══ Extracted records

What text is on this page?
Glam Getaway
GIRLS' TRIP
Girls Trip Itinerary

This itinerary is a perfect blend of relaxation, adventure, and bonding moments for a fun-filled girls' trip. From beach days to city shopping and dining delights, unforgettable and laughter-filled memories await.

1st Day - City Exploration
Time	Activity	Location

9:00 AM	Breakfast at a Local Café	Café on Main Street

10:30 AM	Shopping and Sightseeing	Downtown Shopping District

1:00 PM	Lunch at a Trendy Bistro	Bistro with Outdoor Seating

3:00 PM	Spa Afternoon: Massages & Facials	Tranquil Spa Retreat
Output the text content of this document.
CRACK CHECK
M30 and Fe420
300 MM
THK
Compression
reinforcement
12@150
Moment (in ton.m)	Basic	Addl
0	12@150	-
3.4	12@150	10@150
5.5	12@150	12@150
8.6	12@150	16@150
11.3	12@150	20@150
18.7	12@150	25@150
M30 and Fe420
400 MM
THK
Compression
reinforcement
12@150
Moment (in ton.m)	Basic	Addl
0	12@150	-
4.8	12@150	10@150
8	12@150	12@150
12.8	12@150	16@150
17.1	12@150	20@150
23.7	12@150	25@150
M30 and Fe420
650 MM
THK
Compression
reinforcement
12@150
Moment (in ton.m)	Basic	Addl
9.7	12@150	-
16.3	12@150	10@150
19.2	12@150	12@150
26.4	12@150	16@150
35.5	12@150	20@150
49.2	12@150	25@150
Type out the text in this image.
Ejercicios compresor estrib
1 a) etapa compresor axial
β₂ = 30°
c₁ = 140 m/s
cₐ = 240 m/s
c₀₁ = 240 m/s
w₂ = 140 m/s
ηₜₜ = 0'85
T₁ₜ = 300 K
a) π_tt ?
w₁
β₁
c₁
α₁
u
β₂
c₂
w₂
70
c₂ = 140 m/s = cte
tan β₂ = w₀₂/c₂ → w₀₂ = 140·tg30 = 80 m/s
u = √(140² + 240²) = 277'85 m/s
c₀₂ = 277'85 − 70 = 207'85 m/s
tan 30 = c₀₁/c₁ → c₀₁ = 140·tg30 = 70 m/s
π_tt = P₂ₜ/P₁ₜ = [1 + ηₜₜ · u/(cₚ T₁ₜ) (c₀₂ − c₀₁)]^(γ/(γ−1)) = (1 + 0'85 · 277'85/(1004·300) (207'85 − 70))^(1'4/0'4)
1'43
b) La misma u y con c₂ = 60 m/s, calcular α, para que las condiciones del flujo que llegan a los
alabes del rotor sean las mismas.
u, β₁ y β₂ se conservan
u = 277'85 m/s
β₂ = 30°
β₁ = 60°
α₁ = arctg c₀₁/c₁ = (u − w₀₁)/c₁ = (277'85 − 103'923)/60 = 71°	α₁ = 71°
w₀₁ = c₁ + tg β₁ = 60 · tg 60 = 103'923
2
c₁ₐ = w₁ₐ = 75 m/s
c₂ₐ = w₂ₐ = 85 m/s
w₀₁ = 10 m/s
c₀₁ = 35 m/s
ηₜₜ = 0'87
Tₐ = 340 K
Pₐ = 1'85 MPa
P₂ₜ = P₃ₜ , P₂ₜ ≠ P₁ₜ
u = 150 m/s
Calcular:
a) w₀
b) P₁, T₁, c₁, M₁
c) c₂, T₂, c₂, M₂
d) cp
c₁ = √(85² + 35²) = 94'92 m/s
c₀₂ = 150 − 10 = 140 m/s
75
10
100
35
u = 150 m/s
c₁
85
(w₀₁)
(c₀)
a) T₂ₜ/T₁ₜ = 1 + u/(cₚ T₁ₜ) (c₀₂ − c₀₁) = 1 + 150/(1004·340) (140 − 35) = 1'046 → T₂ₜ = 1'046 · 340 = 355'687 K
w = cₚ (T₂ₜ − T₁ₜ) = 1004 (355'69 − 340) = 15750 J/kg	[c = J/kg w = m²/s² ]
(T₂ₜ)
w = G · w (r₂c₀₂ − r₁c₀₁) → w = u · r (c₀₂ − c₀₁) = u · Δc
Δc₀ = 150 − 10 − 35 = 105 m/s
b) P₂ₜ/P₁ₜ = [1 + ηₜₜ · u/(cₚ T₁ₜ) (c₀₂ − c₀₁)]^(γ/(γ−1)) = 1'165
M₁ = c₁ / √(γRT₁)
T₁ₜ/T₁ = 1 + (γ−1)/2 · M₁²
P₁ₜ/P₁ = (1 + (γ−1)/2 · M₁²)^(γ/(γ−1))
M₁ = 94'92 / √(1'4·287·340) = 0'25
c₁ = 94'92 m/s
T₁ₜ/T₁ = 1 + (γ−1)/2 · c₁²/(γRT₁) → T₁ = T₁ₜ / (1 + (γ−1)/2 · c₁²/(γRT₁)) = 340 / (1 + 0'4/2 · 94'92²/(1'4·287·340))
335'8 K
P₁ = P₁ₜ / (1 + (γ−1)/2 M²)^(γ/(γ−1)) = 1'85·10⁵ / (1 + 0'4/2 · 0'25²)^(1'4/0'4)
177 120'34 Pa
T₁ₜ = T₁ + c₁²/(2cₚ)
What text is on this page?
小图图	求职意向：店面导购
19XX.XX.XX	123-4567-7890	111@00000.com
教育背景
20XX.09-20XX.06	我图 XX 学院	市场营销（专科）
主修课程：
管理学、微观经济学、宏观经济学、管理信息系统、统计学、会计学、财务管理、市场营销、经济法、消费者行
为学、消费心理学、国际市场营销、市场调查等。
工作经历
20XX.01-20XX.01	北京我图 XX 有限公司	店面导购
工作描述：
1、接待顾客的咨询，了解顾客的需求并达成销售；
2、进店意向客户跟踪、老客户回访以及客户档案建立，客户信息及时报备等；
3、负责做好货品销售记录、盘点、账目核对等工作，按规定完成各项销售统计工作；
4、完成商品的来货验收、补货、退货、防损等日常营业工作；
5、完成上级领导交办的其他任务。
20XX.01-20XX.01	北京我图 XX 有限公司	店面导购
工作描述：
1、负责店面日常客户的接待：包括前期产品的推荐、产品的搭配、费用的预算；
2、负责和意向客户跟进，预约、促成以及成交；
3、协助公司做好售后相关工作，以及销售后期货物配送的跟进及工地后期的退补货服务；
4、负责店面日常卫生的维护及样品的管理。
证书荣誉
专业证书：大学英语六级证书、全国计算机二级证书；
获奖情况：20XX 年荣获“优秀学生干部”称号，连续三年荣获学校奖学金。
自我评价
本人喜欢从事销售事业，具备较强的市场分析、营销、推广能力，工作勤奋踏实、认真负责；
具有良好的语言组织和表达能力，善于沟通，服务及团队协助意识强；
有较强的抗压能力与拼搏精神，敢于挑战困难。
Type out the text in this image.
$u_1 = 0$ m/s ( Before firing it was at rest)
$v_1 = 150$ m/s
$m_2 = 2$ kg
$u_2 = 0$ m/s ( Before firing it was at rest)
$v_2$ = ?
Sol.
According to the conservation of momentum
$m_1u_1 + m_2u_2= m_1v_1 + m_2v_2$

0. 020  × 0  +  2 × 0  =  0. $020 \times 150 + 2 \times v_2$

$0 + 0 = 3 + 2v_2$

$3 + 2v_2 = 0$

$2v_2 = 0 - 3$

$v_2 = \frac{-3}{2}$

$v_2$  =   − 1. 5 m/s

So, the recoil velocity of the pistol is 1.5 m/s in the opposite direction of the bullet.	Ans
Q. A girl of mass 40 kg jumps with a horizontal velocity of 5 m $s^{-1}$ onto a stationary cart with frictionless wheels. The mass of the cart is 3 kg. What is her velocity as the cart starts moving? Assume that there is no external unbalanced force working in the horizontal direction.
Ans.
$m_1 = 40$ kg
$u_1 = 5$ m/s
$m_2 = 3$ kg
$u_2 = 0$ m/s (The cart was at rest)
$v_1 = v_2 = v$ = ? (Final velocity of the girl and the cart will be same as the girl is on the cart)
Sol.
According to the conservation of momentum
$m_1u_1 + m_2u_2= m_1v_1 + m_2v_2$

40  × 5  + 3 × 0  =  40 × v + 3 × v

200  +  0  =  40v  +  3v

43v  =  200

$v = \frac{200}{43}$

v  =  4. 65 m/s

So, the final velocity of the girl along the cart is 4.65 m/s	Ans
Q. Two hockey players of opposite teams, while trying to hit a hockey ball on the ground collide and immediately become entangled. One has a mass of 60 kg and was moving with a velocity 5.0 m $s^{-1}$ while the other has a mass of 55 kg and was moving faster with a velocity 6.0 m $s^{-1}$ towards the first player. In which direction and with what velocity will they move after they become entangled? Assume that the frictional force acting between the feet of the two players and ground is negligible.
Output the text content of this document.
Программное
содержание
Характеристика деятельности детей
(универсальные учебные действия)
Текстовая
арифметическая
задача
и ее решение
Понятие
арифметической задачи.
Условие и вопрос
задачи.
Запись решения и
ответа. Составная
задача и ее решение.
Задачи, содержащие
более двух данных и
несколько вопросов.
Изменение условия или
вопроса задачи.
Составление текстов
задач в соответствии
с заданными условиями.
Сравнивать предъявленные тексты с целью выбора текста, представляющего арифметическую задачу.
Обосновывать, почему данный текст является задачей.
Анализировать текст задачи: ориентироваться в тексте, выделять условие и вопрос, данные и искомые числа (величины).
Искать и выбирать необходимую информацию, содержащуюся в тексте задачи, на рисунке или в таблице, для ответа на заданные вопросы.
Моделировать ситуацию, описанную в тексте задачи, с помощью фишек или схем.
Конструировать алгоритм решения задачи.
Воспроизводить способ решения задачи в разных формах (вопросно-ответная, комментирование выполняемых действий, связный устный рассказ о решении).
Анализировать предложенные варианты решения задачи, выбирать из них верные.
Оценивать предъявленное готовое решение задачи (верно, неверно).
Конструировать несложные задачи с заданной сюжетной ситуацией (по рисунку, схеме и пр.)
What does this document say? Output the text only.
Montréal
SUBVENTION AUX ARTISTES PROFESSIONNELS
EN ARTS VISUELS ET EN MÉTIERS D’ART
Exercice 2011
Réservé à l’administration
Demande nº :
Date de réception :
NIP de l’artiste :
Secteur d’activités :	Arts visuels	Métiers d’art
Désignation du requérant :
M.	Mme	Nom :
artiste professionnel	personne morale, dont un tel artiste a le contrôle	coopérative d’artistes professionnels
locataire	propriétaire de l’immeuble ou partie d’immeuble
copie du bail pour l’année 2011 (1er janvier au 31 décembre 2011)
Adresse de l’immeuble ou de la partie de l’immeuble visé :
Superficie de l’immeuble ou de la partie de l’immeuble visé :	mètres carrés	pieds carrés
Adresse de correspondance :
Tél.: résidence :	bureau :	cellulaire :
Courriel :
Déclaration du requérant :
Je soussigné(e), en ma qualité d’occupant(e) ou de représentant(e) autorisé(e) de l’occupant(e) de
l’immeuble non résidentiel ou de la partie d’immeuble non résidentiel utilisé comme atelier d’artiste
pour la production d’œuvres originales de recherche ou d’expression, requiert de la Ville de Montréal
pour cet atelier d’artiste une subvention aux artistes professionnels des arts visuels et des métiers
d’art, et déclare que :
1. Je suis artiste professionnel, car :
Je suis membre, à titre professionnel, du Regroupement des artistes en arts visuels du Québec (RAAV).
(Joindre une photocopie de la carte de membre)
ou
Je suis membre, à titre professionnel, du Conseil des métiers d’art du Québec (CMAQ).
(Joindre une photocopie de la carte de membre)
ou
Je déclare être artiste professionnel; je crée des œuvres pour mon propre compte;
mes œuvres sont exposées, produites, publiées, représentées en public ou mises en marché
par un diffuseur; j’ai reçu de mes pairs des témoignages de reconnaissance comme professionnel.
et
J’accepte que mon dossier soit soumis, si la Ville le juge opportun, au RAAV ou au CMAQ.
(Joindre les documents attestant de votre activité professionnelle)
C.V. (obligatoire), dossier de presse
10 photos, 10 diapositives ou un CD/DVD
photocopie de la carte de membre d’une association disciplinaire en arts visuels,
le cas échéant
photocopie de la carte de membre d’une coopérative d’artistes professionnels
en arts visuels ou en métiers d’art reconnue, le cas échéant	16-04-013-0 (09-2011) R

════

» **The request**:
Of the lines in this listing, how many contain "CMAQ"? Reply with the number and nothing more.

» **Output**:
2